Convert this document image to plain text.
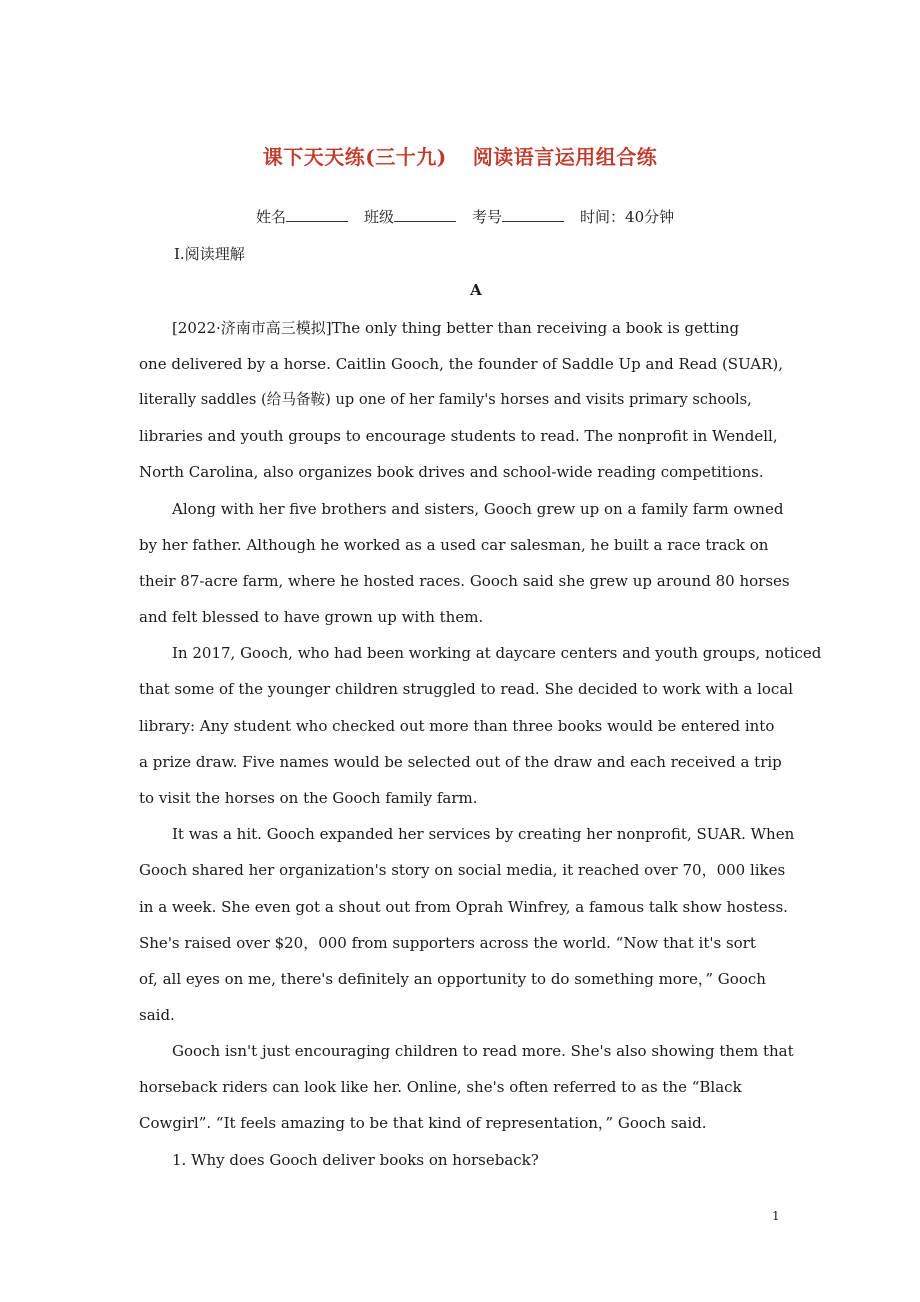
课下天天练(三十九) 阅读语言运用组合练
姓名	班级	考号	时间：40分钟
Ⅰ.阅读理解
A
[2022·济南市高三模拟]The only thing better than receiving a book is getting
one delivered by a horse. Caitlin Gooch, the founder of Saddle Up and Read (SUAR),
literally saddles (给马备鞍) up one of her family's horses and visits primary schools,
libraries and youth groups to encourage students to read. The nonprofit in Wendell,
North Carolina, also organizes book drives and school-wide reading competitions.
Along with her five brothers and sisters, Gooch grew up on a family farm owned
by her father. Although he worked as a used car salesman, he built a race track on
their 87-acre farm, where he hosted races. Gooch said she grew up around 80 horses
and felt blessed to have grown up with them.
In 2017, Gooch, who had been working at daycare centers and youth groups, noticed
that some of the younger children struggled to read. She decided to work with a local
library: Any student who checked out more than three books would be entered into
a prize draw. Five names would be selected out of the draw and each received a trip
to visit the horses on the Gooch family farm.
It was a hit. Gooch expanded her services by creating her nonprofit, SUAR. When
Gooch shared her organization's story on social media, it reached over 70，000 likes
in a week. She even got a shout out from Oprah Winfrey, a famous talk show hostess.
She's raised over $20，000 from supporters across the world. “Now that it's sort
of, all eyes on me, there's definitely an opportunity to do something more，” Gooch
said.
Gooch isn't just encouraging children to read more. She's also showing them that
horseback riders can look like her. Online, she's often referred to as the “Black
Cowgirl”. “It feels amazing to be that kind of representation，” Gooch said.
1. Why does Gooch deliver books on horseback?
1
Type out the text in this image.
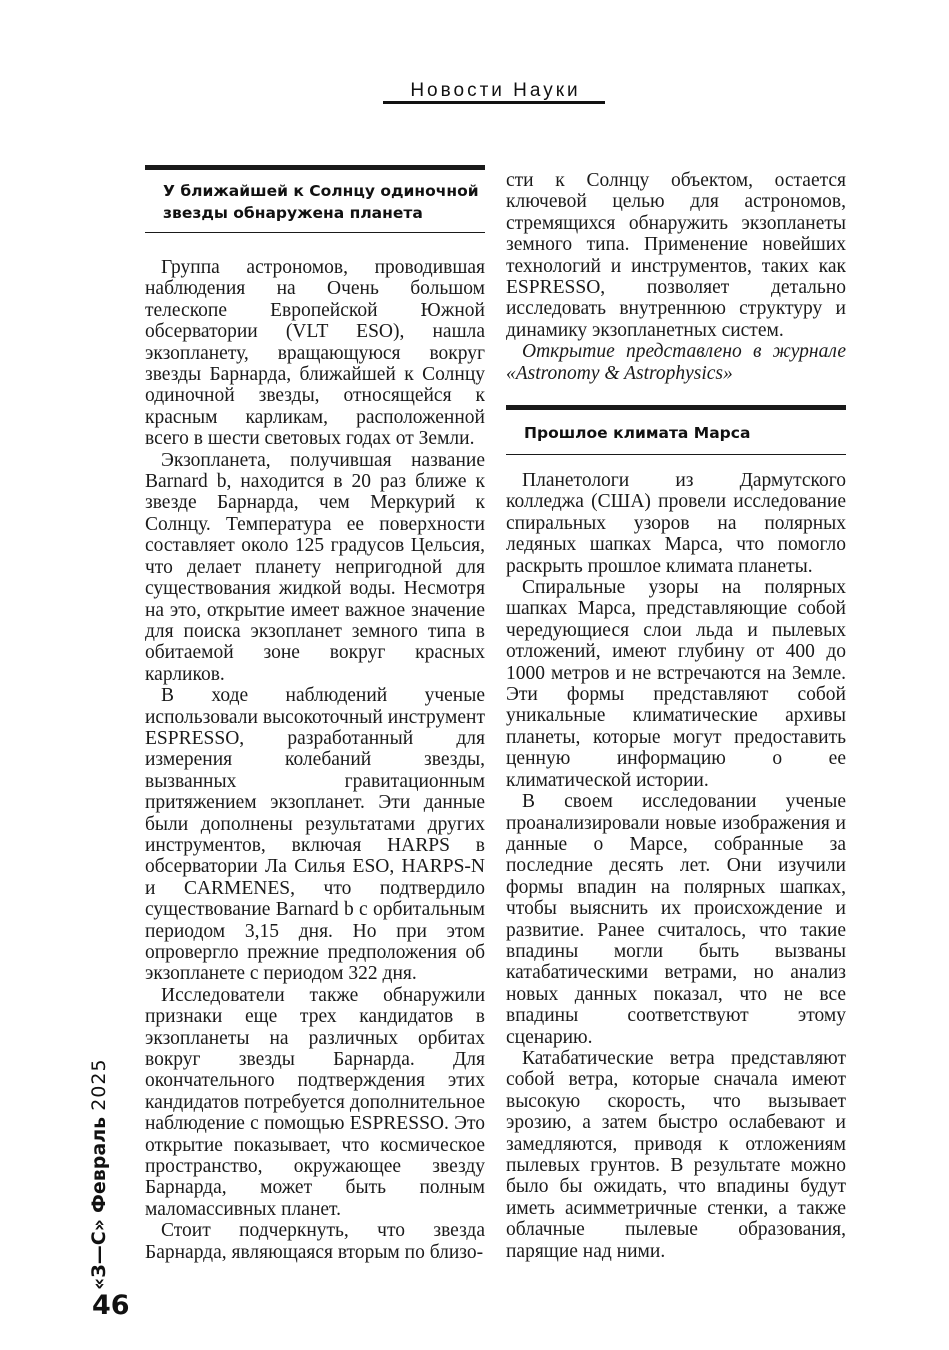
Новости Науки
У ближайшей к Солнцу одиночной звезды обнаружена планета

Группа астрономов, проводившая наблюдения на Очень большом телескопе Европейской Южной обсерватории (VLT ESO), нашла экзопланету, вращающуюся вокруг звезды Барнарда, ближайшей к Солнцу одиночной звезды, относящейся к красным карликам, расположенной всего в шести световых годах от Земли.

Экзопланета, получившая название Barnard b, находится в 20 раз ближе к звезде Барнарда, чем Меркурий к Солнцу. Температура ее поверхности составляет около 125 градусов Цельсия, что делает планету непригодной для существования жидкой воды. Несмотря на это, открытие имеет важное значение для поиска экзопланет земного типа в обитаемой зоне вокруг красных карликов.

В ходе наблюдений ученые использовали высокоточный инструмент ESPRESSO, разработанный для измерения колебаний звезды, вызванных гравитационным притяжением экзопланет. Эти данные были дополнены результатами других инструментов, включая HARPS в обсерватории Ла Силья ESO, HARPS-N и CARMENES, что подтвердило существование Barnard b с орбитальным периодом 3,15 дня. Но при этом опровергло прежние предположения об экзопланете с периодом 322 дня.

Исследователи также обнаружили признаки еще трех кандидатов в экзопланеты на различных орбитах вокруг звезды Барнарда. Для окончательного подтверждения этих кандидатов потребуется дополнительное наблюдение с помощью ESPRESSO. Это открытие показывает, что космическое пространство, окружающее звезду Барнарда, может быть полным маломассивных планет.

Стоит подчеркнуть, что звезда Барнарда, являющаяся вторым по близо-

сти к Солнцу объектом, остается ключевой целью для астрономов, стремящихся обнаружить экзопланеты земного типа. Применение новейших технологий и инструментов, таких как ESPRESSO, позволяет детально исследовать внутреннюю структуру и динамику экзопланетных систем.

Открытие представлено в журнале «Astronomy & Astrophysics»

Прошлое климата Марса

Планетологи из Дармутского колледжа (США) провели исследование спиральных узоров на полярных ледяных шапках Марса, что помогло раскрыть прошлое климата планеты.

Спиральные узоры на полярных шапках Марса, представляющие собой чередующиеся слои льда и пылевых отложений, имеют глубину от 400 до 1000 метров и не встречаются на Земле. Эти формы представляют собой уникальные климатические архивы планеты, которые могут предоставить ценную информацию о ее климатической истории.

В своем исследовании ученые проанализировали новые изображения и данные о Марсе, собранные за последние десять лет. Они изучили формы впадин на полярных шапках, чтобы выяснить их происхождение и развитие. Ранее считалось, что такие впадины могли быть вызваны катабатическими ветрами, но анализ новых данных показал, что не все впадины соответствуют этому сценарию.

Катабатические ветра представляют собой ветра, которые сначала имеют высокую скорость, что вызывает эрозию, а затем быстро ослабевают и замедляются, приводя к отложениям пылевых грунтов. В результате можно было бы ожидать, что впадины будут иметь асимметричные стенки, а также облачные пылевые образования, парящие над ними.

«З—С» Февраль 2025
46
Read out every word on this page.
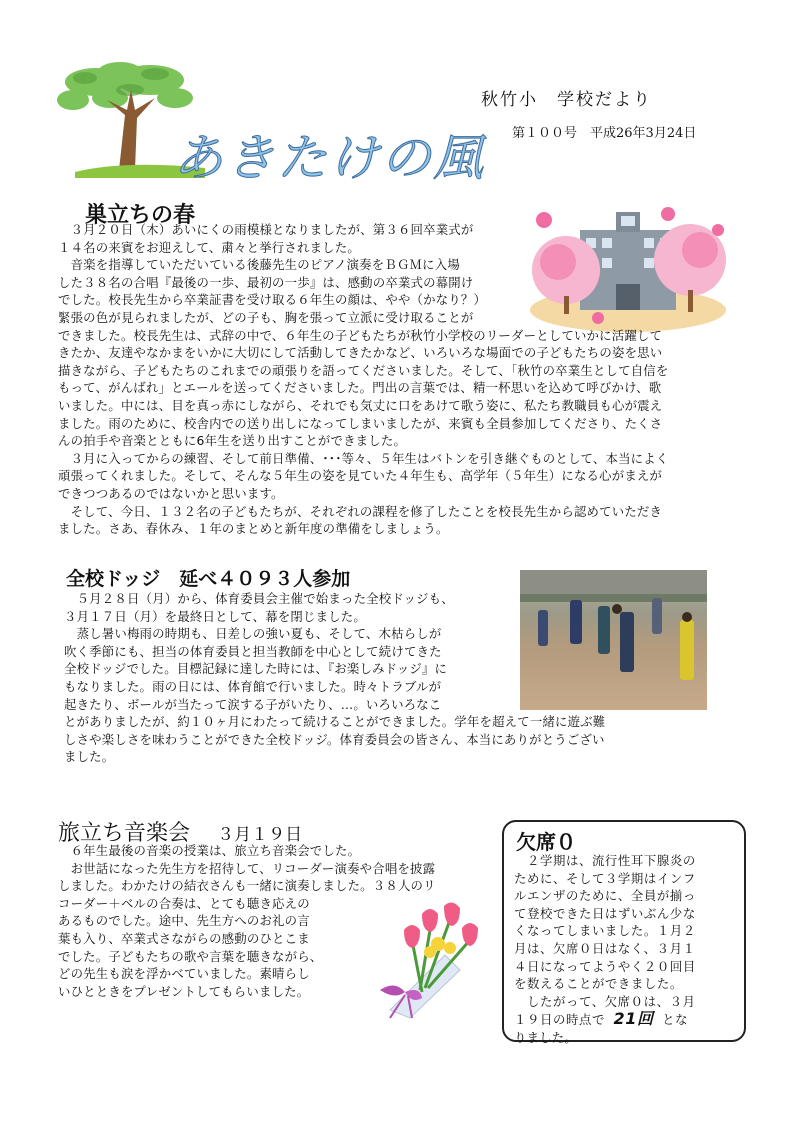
あきたけの風
秋竹小　学校だより
第１００号　平成26年3月24日
巣立ちの春

　３月２０日（木）あいにくの雨模様となりましたが、第３６回卒業式が

１４名の来賓をお迎えして、粛々と挙行されました。

　音楽を指導していただいている後藤先生のピアノ演奏をＢＧＭに入場

した３８名の合唱『最後の一歩、最初の一歩』は、感動の卒業式の幕開け

でした。校長先生から卒業証書を受け取る６年生の顔は、やや（かなり？）

緊張の色が見られましたが、どの子も、胸を張って立派に受け取ることが

できました。校長先生は、式辞の中で、６年生の子どもたちが秋竹小学校のリーダーとしていかに活躍して

きたか、友達やなかまをいかに大切にして活動してきたかなど、いろいろな場面での子どもたちの姿を思い

描きながら、子どもたちのこれまでの頑張りを語ってくださいました。そして、「秋竹の卒業生として自信を

もって、がんばれ」とエールを送ってくださいました。門出の言葉では、精一杯思いを込めて呼びかけ、歌

いました。中には、目を真っ赤にしながら、それでも気丈に口をあけて歌う姿に、私たち教職員も心が震え

ました。雨のために、校舎内での送り出しになってしまいましたが、来賓も全員参加してくださり、たくさ

んの拍手や音楽とともに6年生を送り出すことができました。

　３月に入ってからの練習、そして前日準備、･･･等々、５年生はバトンを引き継ぐものとして、本当によく

頑張ってくれました。そして、そんな５年生の姿を見ていた４年生も、高学年（５年生）になる心がまえが

できつつあるのではないかと思います。

　そして、今日、１３２名の子どもたちが、それぞれの課程を修了したことを校長先生から認めていただき

ました。さあ、春休み、１年のまとめと新年度の準備をしましょう。

全校ドッジ　延べ４０９３人参加

　５月２８日（月）から、体育委員会主催で始まった全校ドッジも、

３月１７日（月）を最終日として、幕を閉じました。

　蒸し暑い梅雨の時期も、日差しの強い夏も、そして、木枯らしが

吹く季節にも、担当の体育委員と担当教師を中心として続けてきた

全校ドッジでした。目標記録に達した時には、『お楽しみドッジ』に

もなりました。雨の日には、体育館で行いました。時々トラブルが

起きたり、ボールが当たって涙する子がいたり、…。いろいろなこ

とがありましたが、約１０ヶ月にわたって続けることができました。学年を超えて一緒に遊ぶ難

しさや楽しさを味わうことができた全校ドッジ。体育委員会の皆さん、本当にありがとうござい

ました。

旅立ち音楽会 ３月１９日

　６年生最後の音楽の授業は、旅立ち音楽会でした。

　お世話になった先生方を招待して、リコーダー演奏や合唱を披露

しました。わかたけの結衣さんも一緒に演奏しました。３８人のリ

コーダー＋ベルの合奏は、とても聴き応えの

あるものでした。途中、先生方へのお礼の言

葉も入り、卒業式さながらの感動のひとこま

でした。子どもたちの歌や言葉を聴きながら、

どの先生も涙を浮かべていました。素晴らし

いひとときをプレゼントしてもらいました。

欠席０

　２学期は、流行性耳下腺炎の

ために、そして３学期はインフ

ルエンザのために、全員が揃っ

て登校できた日はずいぶん少な

くなってしまいました。１月２

月は、欠席０日はなく、３月１

４日になってようやく２０回目

を数えることができました。

　したがって、欠席０は、３月

１９日の時点で 21回 とな

りました。
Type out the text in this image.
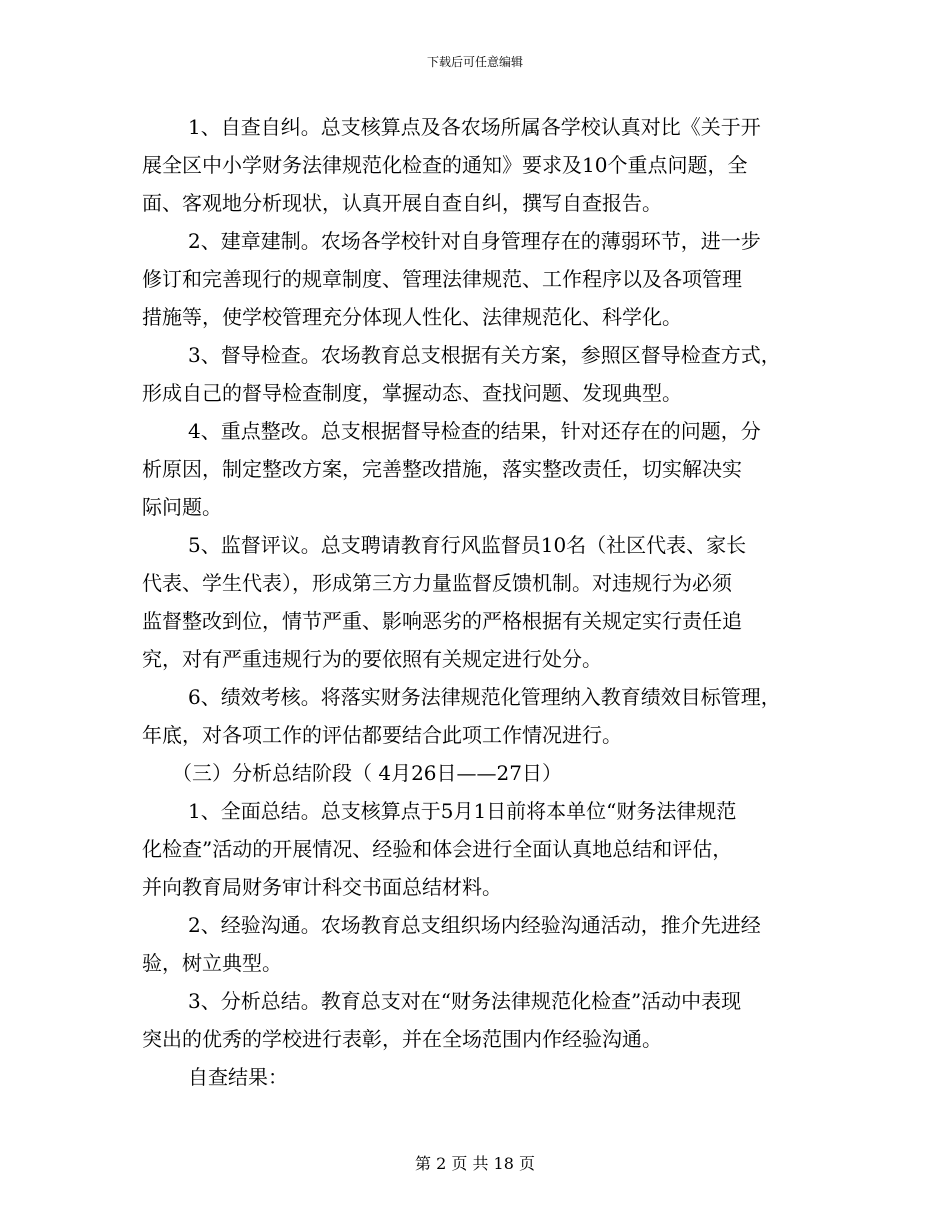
下载后可任意编辑
1、自查自纠。总支核算点及各农场所属各学校认真对比《关于开
展全区中小学财务法律规范化检查的通知》要求及10个重点问题，全
面、客观地分析现状，认真开展自查自纠，撰写自查报告。
2、建章建制。农场各学校针对自身管理存在的薄弱环节，进一步
修订和完善现行的规章制度、管理法律规范、工作程序以及各项管理
措施等，使学校管理充分体现人性化、法律规范化、科学化。
3、督导检查。农场教育总支根据有关方案，参照区督导检查方式，
形成自己的督导检查制度，掌握动态、查找问题、发现典型。
4、重点整改。总支根据督导检查的结果，针对还存在的问题，分
析原因，制定整改方案，完善整改措施，落实整改责任，切实解决实
际问题。
5、监督评议。总支聘请教育行风监督员10名（社区代表、家长
代表、学生代表），形成第三方力量监督反馈机制。对违规行为必须
监督整改到位，情节严重、影响恶劣的严格根据有关规定实行责任追
究，对有严重违规行为的要依照有关规定进行处分。
6、绩效考核。将落实财务法律规范化管理纳入教育绩效目标管理，
年底，对各项工作的评估都要结合此项工作情况进行。
（三）分析总结阶段（ 4月26日——27日）
1、全面总结。总支核算点于5月1日前将本单位“财务法律规范
化检查”活动的开展情况、经验和体会进行全面认真地总结和评估，
并向教育局财务审计科交书面总结材料。
2、经验沟通。农场教育总支组织场内经验沟通活动，推介先进经
验，树立典型。
3、分析总结。教育总支对在“财务法律规范化检查”活动中表现
突出的优秀的学校进行表彰，并在全场范围内作经验沟通。
自查结果：
第 2 页 共 18 页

*STATED GOAL*
Isolate the lines above that contain the word "farm" and copy them.

*CORRECT ANSWER*
Along with her five brothers and sisters, Gooch grew up on a family farm owned
their 87-acre farm, where he hosted races. Gooch said she grew up around 80 horses
to visit the horses on the Gooch family farm.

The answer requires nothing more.